### Directions for this task
Gather every line from the entries below that includes "version".

### The data
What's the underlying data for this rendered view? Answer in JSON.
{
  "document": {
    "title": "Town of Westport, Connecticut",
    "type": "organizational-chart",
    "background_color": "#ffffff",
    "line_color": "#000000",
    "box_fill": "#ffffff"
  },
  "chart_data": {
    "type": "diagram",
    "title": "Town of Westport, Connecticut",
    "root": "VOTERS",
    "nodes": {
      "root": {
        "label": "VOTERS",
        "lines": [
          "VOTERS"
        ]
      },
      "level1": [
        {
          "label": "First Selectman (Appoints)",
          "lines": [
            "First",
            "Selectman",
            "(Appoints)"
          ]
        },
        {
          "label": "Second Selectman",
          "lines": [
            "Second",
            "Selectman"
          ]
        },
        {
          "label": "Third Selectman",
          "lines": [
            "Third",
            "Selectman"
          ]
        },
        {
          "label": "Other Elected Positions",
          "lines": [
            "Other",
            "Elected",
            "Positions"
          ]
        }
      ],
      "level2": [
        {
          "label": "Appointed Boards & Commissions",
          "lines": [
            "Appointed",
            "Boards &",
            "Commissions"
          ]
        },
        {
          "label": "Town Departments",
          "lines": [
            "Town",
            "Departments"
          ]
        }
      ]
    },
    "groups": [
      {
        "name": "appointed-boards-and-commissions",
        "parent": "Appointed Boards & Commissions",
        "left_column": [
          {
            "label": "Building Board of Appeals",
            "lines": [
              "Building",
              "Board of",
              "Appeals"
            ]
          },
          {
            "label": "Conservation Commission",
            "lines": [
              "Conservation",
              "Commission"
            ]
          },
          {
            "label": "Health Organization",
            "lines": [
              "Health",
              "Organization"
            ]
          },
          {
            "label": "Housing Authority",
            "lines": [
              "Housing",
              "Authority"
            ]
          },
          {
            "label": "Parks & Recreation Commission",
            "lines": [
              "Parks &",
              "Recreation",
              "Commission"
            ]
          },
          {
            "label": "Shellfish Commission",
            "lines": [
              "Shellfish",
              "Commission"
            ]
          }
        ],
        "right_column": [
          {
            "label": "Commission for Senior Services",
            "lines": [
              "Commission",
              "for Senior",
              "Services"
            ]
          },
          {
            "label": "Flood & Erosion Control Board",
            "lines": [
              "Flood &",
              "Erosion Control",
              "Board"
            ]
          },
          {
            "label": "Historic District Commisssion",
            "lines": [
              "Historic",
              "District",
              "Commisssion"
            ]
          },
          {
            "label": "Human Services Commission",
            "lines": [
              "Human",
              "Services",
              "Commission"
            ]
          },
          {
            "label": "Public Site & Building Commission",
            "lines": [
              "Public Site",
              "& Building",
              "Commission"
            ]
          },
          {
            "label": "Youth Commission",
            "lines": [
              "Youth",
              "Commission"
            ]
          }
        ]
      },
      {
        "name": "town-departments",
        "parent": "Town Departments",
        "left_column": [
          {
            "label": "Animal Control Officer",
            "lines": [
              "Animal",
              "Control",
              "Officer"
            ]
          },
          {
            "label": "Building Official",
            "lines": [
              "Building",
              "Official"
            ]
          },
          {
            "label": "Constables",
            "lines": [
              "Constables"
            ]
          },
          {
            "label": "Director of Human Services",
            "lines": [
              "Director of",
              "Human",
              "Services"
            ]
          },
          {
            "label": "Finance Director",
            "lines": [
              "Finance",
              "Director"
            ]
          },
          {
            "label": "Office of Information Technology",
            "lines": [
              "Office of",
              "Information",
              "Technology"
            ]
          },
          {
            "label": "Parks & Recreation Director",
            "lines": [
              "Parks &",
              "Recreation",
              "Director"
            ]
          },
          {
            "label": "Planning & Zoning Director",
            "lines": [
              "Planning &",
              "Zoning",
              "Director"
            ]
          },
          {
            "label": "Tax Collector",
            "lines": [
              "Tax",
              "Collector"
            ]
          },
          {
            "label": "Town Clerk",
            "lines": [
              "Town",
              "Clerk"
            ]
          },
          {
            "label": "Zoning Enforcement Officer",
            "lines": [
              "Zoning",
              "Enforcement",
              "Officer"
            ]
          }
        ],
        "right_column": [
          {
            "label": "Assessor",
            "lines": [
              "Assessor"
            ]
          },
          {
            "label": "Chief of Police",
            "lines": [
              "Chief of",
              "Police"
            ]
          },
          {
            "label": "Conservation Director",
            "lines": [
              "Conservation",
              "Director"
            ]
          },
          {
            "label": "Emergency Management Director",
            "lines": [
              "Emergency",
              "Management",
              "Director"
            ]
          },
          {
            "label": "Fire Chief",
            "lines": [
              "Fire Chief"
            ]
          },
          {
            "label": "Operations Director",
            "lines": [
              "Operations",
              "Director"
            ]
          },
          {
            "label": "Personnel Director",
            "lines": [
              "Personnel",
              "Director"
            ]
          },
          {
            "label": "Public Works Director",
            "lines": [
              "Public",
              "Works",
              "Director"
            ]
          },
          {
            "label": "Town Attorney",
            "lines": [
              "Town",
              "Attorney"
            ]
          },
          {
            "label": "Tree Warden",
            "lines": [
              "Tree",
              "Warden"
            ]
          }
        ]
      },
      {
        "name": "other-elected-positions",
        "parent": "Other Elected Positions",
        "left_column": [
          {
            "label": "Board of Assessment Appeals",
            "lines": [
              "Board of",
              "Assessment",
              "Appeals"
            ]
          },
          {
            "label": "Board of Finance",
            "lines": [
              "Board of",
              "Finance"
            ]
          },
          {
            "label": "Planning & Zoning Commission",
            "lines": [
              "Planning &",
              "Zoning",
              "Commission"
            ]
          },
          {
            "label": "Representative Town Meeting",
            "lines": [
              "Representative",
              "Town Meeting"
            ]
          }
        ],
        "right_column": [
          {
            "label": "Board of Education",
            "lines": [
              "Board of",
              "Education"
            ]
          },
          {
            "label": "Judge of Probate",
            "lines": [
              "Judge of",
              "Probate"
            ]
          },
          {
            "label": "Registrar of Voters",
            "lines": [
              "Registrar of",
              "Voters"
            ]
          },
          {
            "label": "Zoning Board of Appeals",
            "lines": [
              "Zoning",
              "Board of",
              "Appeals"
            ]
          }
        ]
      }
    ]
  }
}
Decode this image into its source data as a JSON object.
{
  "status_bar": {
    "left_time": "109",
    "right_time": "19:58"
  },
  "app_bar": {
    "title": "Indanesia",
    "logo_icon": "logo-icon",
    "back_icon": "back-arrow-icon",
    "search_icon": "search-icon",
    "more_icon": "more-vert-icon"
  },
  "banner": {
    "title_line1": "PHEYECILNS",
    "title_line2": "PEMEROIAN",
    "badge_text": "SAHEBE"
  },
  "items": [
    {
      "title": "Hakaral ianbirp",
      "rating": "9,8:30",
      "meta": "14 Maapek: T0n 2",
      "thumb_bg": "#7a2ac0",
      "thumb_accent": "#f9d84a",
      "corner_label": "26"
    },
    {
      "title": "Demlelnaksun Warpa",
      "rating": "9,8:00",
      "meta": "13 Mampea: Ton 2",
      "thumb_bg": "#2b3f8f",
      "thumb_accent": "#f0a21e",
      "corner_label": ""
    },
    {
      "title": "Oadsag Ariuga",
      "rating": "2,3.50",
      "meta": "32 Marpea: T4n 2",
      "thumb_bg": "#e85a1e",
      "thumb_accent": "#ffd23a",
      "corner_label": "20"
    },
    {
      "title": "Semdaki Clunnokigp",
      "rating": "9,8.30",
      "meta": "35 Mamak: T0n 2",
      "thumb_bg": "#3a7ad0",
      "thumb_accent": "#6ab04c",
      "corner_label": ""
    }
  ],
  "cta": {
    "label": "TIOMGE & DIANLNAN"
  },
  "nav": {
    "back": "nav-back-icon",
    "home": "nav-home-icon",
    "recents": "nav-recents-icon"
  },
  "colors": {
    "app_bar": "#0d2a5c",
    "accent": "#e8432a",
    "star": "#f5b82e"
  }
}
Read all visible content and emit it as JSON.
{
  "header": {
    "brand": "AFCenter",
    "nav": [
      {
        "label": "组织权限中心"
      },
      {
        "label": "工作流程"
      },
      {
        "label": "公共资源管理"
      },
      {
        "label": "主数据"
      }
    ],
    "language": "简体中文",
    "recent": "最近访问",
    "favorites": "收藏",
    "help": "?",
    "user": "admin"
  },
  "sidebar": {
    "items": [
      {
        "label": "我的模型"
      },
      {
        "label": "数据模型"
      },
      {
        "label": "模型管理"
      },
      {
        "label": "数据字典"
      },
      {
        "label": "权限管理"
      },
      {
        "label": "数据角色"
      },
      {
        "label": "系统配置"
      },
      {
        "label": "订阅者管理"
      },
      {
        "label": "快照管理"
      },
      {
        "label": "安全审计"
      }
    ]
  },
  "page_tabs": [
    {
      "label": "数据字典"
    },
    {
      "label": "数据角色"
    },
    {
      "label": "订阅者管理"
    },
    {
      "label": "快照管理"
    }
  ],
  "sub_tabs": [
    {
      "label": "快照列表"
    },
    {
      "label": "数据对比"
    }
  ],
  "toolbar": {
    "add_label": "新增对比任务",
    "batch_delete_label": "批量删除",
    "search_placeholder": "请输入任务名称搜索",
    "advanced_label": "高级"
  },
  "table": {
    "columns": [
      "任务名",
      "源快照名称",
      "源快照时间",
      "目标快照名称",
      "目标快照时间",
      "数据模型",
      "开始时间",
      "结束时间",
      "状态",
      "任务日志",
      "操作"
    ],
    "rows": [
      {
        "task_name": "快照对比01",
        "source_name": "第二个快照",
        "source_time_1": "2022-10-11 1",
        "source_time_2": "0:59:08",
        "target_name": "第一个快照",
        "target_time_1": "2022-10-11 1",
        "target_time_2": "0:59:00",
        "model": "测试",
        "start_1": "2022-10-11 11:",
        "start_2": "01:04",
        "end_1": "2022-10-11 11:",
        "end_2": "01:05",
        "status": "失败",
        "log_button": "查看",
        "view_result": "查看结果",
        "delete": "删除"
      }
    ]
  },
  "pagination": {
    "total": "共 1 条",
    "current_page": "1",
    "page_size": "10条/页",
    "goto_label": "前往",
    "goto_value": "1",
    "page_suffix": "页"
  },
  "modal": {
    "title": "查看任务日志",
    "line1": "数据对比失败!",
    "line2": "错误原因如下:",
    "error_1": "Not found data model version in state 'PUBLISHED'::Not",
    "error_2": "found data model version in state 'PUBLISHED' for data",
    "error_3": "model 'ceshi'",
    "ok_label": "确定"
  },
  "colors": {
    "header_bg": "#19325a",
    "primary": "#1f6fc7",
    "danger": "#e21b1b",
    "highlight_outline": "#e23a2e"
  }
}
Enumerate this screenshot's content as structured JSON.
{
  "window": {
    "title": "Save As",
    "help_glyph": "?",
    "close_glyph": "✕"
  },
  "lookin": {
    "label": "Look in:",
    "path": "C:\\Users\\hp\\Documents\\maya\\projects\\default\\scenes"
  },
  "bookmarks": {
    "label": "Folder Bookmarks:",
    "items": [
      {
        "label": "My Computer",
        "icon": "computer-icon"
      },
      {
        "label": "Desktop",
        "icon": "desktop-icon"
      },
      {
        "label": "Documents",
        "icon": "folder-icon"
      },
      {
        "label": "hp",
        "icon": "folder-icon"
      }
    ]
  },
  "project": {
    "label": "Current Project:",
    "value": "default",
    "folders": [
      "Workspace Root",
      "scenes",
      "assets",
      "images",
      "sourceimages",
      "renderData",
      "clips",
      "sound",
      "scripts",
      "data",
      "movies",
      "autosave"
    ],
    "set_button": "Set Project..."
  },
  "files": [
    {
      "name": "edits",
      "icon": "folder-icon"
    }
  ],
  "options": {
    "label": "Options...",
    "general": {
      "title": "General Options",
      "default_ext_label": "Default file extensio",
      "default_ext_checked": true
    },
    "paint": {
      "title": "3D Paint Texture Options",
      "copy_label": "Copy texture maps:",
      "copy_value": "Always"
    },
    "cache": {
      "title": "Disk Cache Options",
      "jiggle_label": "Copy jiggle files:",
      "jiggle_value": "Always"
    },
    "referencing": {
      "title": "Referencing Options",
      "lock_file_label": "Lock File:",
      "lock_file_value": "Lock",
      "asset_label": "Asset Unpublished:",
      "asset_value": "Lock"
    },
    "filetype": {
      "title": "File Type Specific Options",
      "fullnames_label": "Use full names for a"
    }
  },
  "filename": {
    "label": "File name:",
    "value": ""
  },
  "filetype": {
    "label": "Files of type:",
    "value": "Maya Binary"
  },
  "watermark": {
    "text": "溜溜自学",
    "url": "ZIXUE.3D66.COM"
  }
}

### Answer below
    "error_1": "Not found data model version in state 'PUBLISHED'::Not",
    "error_2": "found data model version in state 'PUBLISHED' for data",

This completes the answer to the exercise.